What you should do
Pick out the lines in the listing below that contain the word "title" and copy them.

Material to process
---*---

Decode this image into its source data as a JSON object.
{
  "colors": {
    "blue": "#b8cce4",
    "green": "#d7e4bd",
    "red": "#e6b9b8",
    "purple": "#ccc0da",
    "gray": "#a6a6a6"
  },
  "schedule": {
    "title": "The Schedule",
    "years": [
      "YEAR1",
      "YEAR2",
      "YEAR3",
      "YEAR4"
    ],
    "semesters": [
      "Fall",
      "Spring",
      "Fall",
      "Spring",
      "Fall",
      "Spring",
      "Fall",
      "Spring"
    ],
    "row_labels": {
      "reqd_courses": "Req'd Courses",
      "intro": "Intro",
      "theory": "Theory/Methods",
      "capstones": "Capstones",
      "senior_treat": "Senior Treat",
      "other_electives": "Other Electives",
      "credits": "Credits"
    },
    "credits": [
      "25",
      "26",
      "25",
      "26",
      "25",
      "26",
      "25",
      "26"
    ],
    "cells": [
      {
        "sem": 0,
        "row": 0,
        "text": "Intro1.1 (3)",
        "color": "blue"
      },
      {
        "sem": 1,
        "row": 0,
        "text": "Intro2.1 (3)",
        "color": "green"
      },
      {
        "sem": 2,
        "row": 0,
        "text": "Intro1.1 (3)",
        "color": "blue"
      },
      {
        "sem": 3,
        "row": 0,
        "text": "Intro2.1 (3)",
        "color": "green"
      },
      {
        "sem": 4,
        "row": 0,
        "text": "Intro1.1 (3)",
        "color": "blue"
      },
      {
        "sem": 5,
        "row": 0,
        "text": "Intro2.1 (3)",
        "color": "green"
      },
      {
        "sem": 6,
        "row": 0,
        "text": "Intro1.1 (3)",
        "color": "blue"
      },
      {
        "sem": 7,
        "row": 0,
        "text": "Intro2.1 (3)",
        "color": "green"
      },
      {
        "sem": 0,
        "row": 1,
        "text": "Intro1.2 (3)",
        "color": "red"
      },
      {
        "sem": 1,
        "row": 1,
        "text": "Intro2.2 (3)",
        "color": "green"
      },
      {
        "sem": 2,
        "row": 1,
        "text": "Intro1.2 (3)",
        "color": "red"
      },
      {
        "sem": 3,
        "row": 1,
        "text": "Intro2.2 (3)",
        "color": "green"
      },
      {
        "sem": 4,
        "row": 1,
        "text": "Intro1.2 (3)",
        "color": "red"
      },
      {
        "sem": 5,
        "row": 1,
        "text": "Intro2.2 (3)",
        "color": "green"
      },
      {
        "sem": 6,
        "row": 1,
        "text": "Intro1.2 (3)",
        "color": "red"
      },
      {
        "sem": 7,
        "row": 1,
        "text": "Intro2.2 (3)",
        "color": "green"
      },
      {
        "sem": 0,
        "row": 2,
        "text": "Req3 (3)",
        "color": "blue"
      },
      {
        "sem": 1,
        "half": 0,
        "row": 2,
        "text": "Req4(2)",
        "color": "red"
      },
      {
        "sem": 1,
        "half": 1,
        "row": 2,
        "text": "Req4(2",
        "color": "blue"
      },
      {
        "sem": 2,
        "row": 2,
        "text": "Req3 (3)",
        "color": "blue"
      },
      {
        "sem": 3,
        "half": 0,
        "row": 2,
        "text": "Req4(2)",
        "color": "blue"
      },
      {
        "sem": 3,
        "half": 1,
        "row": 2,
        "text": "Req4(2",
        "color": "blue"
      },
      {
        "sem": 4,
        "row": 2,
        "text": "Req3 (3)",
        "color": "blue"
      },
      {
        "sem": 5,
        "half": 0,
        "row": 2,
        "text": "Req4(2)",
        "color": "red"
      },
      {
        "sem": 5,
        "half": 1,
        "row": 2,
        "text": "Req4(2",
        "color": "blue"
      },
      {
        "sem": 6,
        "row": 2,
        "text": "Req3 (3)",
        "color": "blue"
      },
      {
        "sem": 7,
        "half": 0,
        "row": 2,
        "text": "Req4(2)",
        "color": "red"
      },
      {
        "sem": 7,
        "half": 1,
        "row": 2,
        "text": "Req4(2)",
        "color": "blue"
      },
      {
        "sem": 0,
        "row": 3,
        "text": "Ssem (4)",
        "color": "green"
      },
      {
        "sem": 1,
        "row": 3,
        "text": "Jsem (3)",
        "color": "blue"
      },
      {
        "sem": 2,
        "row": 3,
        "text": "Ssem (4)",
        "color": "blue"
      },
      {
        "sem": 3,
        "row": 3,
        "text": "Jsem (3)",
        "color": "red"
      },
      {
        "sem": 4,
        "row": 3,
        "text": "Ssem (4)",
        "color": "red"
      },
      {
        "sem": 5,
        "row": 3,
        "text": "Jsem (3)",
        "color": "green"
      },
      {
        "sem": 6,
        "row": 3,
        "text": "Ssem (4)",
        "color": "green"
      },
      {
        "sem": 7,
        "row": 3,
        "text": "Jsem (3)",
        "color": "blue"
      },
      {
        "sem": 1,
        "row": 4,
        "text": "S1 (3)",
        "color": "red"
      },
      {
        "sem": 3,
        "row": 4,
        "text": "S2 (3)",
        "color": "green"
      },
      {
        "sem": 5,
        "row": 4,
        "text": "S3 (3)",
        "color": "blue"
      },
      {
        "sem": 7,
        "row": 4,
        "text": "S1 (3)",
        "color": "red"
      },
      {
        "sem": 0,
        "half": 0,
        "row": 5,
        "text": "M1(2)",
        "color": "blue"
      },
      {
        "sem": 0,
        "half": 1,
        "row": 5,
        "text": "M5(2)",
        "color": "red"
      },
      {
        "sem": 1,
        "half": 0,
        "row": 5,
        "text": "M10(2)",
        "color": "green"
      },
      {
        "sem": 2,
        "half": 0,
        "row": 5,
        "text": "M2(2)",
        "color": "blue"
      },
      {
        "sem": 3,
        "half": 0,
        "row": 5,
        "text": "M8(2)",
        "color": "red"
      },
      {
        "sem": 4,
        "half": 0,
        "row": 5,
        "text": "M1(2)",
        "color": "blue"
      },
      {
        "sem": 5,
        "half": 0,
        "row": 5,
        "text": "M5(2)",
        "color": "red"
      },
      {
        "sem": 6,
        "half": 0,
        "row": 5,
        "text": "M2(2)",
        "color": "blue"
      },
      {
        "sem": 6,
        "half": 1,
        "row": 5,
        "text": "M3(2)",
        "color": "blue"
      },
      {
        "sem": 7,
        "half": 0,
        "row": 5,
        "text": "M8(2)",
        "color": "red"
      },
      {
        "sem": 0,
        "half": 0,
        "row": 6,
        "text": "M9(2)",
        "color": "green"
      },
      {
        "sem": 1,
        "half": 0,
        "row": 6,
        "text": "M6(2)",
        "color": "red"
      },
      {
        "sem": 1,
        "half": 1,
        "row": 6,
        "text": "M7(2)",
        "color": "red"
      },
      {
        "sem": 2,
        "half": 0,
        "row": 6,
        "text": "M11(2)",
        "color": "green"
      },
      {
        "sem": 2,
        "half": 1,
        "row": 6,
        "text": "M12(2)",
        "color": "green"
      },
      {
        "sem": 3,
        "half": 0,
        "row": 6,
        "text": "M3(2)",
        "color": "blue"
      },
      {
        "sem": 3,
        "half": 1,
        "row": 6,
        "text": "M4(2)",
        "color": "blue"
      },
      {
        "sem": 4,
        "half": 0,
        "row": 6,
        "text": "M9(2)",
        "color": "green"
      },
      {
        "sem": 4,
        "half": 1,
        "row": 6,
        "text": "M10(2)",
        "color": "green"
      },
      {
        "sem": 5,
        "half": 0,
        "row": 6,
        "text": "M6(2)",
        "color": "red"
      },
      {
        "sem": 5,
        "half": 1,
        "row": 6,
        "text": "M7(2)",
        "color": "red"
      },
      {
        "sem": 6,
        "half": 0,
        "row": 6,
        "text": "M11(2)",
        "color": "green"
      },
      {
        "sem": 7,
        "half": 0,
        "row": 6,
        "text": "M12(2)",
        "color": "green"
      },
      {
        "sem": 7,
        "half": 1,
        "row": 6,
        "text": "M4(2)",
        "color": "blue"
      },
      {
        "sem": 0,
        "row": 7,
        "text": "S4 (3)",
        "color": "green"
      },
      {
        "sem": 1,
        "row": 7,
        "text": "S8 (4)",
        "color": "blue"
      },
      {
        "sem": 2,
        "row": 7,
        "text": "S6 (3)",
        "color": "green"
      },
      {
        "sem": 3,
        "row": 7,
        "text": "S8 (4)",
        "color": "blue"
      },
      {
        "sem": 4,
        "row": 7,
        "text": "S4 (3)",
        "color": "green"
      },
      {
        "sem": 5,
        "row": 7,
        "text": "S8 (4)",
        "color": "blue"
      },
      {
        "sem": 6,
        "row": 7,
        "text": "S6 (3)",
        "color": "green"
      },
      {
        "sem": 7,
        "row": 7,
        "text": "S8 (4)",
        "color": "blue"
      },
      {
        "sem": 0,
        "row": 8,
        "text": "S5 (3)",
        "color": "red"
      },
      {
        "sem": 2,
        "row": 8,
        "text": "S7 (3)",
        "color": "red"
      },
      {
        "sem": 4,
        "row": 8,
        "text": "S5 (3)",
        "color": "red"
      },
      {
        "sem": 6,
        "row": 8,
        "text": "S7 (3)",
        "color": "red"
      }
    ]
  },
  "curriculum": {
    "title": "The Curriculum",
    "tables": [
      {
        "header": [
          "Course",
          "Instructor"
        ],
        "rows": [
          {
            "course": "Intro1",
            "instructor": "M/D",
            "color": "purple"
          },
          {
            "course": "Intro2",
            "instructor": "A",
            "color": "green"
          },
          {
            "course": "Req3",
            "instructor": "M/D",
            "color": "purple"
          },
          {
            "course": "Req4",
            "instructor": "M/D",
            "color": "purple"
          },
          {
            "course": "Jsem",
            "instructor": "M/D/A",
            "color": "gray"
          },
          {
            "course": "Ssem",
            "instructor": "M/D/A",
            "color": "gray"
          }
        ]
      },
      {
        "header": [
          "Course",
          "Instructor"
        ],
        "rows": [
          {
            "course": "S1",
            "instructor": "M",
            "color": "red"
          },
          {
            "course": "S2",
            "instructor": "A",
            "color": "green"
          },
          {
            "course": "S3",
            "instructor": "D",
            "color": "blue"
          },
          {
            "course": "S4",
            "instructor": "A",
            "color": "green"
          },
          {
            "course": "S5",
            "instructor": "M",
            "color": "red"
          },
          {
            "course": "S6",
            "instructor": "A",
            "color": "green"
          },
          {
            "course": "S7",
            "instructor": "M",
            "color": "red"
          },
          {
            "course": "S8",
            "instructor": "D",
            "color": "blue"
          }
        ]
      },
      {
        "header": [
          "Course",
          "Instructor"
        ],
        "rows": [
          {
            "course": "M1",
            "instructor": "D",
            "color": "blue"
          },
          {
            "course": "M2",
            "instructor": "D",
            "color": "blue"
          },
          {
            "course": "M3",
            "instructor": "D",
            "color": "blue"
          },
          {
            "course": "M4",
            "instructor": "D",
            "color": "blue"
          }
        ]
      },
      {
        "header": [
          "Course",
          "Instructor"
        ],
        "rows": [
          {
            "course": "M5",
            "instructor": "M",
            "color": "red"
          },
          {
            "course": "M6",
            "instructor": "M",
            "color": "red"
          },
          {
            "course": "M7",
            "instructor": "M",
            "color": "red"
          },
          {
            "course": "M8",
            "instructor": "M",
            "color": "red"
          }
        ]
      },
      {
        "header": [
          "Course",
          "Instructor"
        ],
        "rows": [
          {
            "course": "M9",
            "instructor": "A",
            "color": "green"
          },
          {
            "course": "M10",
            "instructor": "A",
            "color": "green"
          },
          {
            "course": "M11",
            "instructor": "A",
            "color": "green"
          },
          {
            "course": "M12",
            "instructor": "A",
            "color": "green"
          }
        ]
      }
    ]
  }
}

---*---

Expected answer
    "title": "The Schedule",
    "title": "The Curriculum",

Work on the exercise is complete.